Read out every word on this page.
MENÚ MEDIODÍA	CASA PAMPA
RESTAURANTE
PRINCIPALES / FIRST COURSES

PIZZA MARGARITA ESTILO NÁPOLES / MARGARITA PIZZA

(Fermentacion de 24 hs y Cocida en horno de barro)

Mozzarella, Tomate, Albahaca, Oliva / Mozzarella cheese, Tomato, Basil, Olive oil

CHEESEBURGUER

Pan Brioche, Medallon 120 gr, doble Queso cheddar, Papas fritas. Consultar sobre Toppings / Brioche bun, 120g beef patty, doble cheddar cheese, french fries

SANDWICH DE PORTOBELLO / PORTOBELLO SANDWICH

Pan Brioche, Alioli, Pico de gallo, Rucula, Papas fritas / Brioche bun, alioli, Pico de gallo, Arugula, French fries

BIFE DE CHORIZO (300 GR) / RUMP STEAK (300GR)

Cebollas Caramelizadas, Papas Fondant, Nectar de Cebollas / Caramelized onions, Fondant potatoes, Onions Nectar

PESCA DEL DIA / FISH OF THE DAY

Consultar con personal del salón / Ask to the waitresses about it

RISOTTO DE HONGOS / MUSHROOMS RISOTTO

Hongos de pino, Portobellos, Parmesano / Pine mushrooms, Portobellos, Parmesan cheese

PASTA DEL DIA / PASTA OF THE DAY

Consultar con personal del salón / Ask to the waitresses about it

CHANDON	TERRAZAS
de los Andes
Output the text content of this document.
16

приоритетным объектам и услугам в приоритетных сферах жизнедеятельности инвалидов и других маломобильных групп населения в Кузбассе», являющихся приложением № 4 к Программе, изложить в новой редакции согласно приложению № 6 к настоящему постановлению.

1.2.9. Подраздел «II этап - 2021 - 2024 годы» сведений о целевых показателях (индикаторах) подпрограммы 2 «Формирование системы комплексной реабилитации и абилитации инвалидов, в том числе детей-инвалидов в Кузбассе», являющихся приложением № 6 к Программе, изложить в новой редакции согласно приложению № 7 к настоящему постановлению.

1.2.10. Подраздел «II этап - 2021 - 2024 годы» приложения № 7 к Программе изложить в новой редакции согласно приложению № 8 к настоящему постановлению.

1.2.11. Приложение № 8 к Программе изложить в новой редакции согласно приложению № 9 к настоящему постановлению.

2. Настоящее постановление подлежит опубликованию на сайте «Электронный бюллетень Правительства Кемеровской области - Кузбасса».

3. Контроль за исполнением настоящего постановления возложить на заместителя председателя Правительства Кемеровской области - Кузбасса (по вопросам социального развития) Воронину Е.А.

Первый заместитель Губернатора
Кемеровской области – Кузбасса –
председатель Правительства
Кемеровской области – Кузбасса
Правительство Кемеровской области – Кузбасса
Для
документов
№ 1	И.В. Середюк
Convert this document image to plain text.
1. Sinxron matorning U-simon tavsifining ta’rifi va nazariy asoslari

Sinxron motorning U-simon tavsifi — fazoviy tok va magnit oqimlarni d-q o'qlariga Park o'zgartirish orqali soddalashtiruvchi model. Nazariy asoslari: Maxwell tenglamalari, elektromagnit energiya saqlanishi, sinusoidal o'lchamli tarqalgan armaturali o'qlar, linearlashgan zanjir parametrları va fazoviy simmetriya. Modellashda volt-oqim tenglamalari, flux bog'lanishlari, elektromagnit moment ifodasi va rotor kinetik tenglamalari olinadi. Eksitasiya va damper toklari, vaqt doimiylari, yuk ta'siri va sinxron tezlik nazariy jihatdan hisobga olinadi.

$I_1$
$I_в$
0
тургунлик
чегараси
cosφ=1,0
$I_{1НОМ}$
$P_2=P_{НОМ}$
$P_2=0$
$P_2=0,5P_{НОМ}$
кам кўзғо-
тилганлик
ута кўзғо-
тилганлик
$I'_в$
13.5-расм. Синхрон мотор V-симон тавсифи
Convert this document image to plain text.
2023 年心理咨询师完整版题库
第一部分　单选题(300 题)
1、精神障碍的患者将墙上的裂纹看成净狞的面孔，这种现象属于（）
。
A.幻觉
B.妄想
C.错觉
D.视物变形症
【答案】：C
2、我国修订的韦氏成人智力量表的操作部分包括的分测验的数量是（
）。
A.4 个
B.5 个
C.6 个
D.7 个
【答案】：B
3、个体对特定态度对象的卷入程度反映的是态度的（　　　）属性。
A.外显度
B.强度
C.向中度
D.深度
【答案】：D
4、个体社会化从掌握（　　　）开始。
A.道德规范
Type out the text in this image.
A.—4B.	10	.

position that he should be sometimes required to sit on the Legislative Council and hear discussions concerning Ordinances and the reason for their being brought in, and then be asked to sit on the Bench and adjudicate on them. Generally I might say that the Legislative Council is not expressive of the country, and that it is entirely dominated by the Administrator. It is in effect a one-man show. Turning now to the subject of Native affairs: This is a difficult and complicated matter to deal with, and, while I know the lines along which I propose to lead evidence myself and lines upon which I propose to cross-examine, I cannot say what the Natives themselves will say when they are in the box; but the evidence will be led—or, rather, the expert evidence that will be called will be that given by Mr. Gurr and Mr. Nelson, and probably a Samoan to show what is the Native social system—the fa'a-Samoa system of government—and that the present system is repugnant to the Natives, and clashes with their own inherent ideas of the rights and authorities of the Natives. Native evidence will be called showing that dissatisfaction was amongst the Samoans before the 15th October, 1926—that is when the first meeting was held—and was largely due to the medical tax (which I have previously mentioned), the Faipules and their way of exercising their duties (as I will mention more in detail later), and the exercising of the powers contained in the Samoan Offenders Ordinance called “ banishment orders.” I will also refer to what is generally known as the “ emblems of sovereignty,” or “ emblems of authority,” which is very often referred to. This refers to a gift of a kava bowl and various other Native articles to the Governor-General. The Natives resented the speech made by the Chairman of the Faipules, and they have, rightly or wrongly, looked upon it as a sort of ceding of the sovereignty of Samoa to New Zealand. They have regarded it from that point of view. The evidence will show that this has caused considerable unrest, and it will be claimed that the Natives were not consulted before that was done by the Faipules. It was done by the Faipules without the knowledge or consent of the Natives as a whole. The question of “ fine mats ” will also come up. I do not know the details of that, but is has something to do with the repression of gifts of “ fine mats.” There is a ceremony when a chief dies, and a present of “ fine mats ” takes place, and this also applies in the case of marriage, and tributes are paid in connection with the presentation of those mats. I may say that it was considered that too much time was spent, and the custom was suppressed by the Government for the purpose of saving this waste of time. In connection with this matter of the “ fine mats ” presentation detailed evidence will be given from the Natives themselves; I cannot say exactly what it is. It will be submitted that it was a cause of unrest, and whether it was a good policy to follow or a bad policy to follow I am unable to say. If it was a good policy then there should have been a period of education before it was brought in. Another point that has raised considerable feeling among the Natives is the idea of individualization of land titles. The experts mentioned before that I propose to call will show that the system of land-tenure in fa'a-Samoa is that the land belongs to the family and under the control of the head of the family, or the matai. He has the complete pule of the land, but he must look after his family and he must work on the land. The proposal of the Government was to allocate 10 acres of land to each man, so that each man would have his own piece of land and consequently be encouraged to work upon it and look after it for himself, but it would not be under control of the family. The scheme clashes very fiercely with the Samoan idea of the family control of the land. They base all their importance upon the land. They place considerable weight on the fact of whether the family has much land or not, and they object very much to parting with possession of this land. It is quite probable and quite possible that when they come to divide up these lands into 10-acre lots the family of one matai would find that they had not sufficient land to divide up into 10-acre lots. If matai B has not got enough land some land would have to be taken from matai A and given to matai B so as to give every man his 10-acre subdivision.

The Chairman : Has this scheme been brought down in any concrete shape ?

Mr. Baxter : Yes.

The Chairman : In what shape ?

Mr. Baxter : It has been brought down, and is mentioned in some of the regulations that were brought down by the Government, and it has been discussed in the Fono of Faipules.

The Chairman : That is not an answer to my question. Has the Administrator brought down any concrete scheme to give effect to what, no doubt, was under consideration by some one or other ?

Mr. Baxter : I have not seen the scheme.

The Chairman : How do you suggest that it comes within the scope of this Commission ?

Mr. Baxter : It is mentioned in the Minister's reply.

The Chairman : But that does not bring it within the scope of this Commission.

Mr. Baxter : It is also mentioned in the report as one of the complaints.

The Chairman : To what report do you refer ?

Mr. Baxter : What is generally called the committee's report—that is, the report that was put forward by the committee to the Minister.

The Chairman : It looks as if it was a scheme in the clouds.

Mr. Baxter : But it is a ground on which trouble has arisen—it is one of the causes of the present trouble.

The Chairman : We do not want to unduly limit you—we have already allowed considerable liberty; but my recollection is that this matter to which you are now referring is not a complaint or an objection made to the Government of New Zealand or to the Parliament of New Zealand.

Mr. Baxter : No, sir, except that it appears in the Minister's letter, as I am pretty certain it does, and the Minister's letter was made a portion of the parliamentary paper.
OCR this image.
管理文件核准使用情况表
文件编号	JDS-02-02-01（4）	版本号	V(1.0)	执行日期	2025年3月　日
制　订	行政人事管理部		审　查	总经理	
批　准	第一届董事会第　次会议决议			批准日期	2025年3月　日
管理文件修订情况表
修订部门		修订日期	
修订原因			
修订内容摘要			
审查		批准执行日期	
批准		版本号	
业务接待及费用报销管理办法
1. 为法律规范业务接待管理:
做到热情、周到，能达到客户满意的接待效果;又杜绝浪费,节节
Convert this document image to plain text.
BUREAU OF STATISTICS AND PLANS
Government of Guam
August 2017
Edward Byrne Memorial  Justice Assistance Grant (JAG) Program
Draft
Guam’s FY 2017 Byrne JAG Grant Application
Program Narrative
═══
What the task requires –
Copy the lines from the entries above in which the word "Guam" appears.

Written solution –
Government of Guam
Guam’s FY 2017 Byrne JAG Grant Application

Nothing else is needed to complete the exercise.